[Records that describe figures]
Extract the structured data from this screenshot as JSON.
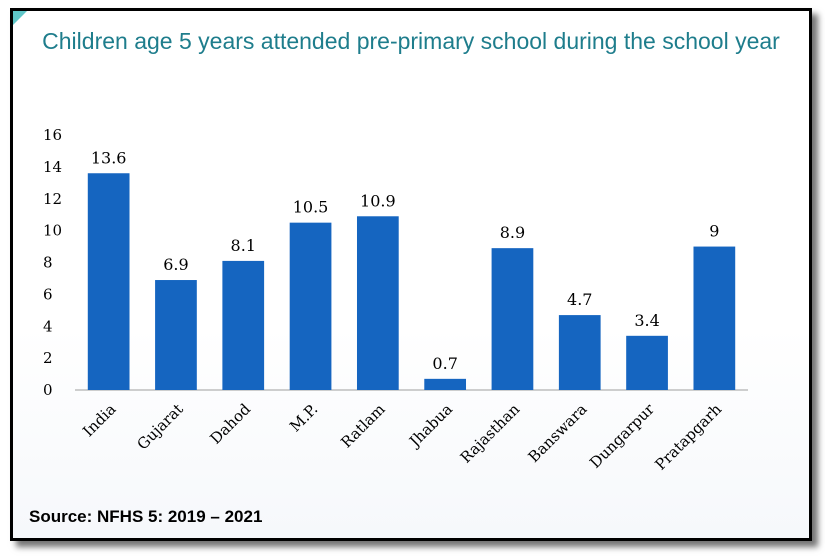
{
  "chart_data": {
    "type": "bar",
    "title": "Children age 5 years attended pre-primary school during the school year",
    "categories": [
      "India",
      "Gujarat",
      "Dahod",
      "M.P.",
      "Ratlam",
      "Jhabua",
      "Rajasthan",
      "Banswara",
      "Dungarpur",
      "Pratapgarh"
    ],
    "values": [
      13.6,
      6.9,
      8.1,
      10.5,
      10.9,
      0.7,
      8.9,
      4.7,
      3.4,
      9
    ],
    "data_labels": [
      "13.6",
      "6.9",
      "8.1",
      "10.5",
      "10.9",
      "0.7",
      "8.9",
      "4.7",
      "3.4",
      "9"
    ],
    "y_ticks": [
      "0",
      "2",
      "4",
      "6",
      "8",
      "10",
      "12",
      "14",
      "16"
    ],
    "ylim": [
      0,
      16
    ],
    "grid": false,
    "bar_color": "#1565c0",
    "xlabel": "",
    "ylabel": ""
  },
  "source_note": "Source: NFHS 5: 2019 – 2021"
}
---
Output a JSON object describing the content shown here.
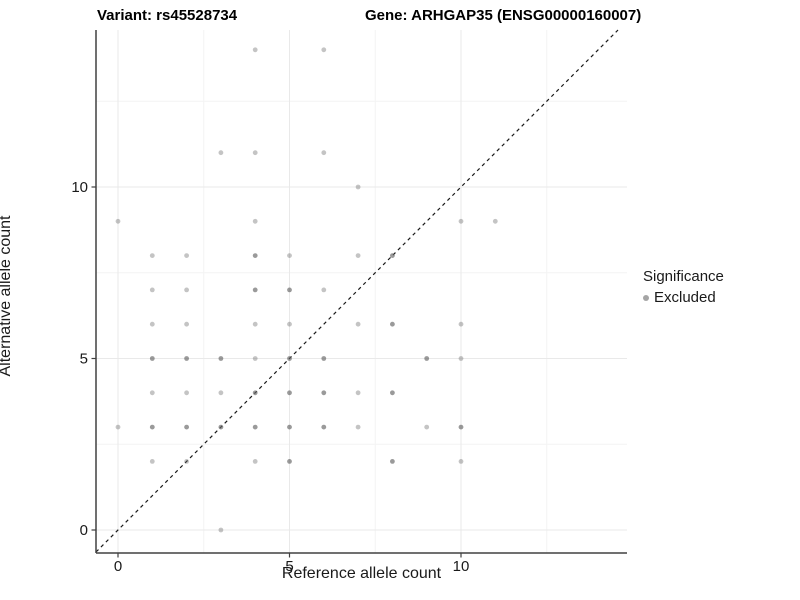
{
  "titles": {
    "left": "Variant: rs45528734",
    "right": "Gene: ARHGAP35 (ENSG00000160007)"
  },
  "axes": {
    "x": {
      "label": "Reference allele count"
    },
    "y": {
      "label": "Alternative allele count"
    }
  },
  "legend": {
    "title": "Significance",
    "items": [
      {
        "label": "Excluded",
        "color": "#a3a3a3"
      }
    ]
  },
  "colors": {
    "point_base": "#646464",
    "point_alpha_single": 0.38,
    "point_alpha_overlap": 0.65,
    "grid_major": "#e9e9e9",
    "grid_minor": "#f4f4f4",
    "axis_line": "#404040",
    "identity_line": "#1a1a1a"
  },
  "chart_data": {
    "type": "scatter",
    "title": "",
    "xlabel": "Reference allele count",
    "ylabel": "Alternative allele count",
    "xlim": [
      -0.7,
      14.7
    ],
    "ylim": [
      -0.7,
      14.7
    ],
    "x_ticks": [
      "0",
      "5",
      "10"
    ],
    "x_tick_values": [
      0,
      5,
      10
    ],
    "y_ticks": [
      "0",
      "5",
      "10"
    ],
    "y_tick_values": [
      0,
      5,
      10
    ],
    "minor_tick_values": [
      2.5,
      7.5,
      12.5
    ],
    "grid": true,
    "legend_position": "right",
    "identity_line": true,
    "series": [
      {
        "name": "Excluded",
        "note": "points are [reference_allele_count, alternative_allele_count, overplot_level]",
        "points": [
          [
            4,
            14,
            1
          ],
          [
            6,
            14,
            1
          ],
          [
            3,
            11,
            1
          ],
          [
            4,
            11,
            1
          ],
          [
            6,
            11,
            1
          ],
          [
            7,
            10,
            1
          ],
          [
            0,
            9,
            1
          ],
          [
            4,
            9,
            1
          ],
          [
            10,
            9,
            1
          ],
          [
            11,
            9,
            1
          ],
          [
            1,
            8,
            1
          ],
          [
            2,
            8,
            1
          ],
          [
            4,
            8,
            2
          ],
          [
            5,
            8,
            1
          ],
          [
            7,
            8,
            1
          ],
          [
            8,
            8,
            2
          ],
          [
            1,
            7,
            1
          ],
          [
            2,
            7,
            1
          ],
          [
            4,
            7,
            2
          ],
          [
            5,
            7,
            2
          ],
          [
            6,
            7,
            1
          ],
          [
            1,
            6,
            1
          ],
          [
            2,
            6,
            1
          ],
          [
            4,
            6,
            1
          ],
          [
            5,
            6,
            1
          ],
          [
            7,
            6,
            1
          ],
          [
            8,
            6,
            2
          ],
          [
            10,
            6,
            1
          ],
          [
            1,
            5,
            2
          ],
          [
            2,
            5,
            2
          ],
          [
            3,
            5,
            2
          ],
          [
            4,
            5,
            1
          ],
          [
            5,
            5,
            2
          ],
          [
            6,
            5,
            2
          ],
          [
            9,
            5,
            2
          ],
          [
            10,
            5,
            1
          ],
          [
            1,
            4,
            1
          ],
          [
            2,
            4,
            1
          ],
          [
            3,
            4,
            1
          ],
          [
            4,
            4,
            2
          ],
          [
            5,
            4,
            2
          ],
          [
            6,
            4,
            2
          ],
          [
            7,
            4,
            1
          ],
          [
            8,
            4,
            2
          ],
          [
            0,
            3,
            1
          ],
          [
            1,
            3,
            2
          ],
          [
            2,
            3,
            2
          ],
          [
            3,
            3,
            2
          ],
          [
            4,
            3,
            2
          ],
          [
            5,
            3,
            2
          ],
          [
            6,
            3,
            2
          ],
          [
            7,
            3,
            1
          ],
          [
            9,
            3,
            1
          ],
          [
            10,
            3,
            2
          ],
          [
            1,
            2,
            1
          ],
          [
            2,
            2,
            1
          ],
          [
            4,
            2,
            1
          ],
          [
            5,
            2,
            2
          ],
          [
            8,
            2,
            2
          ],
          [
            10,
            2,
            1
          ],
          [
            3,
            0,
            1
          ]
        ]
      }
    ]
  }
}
--
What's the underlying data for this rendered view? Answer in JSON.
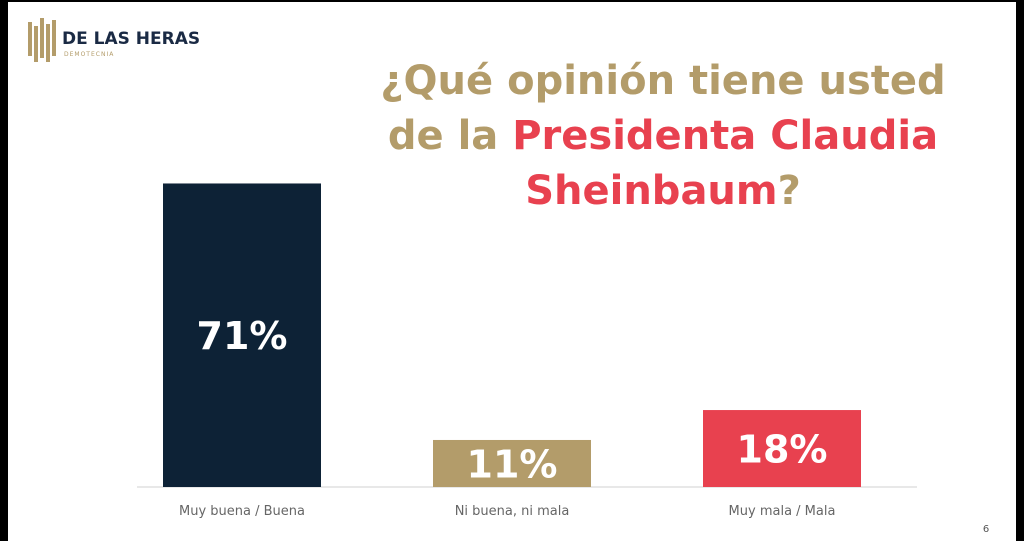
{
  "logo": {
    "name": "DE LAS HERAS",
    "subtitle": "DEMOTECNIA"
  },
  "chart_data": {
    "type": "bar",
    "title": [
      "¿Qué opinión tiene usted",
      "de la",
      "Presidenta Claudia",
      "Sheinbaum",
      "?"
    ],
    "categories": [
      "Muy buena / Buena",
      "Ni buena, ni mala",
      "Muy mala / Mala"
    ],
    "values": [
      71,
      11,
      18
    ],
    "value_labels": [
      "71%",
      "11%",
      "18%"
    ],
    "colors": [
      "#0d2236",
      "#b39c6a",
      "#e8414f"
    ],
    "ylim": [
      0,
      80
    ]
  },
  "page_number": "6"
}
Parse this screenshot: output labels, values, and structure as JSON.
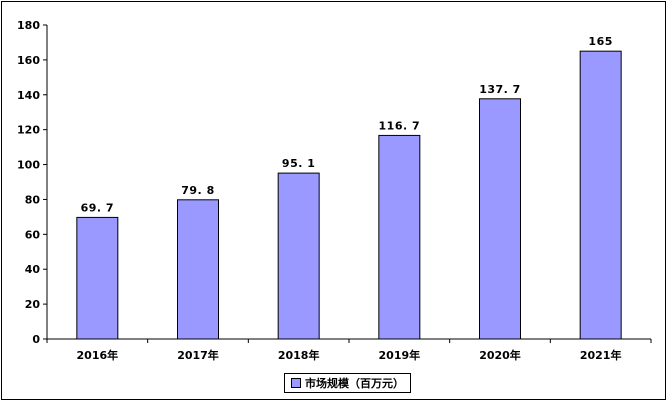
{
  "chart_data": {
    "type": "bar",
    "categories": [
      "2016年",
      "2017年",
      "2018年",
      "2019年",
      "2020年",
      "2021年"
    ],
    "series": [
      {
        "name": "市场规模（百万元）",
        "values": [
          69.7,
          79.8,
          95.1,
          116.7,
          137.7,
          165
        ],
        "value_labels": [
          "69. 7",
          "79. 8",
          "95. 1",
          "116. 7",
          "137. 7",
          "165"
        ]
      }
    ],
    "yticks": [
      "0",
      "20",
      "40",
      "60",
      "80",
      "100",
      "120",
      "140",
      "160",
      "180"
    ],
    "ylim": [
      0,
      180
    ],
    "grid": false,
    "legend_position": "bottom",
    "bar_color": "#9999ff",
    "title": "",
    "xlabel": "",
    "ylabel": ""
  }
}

** Written exercise **
All lines in the data that contain the word "this" should be copied.

** Worked solution **
Extract the structured data from this screenshot as JSON.
What's the underlying data for this rendered view? Answer in JSON.
Parse this screenshot: output labels, values, and structure as JSON.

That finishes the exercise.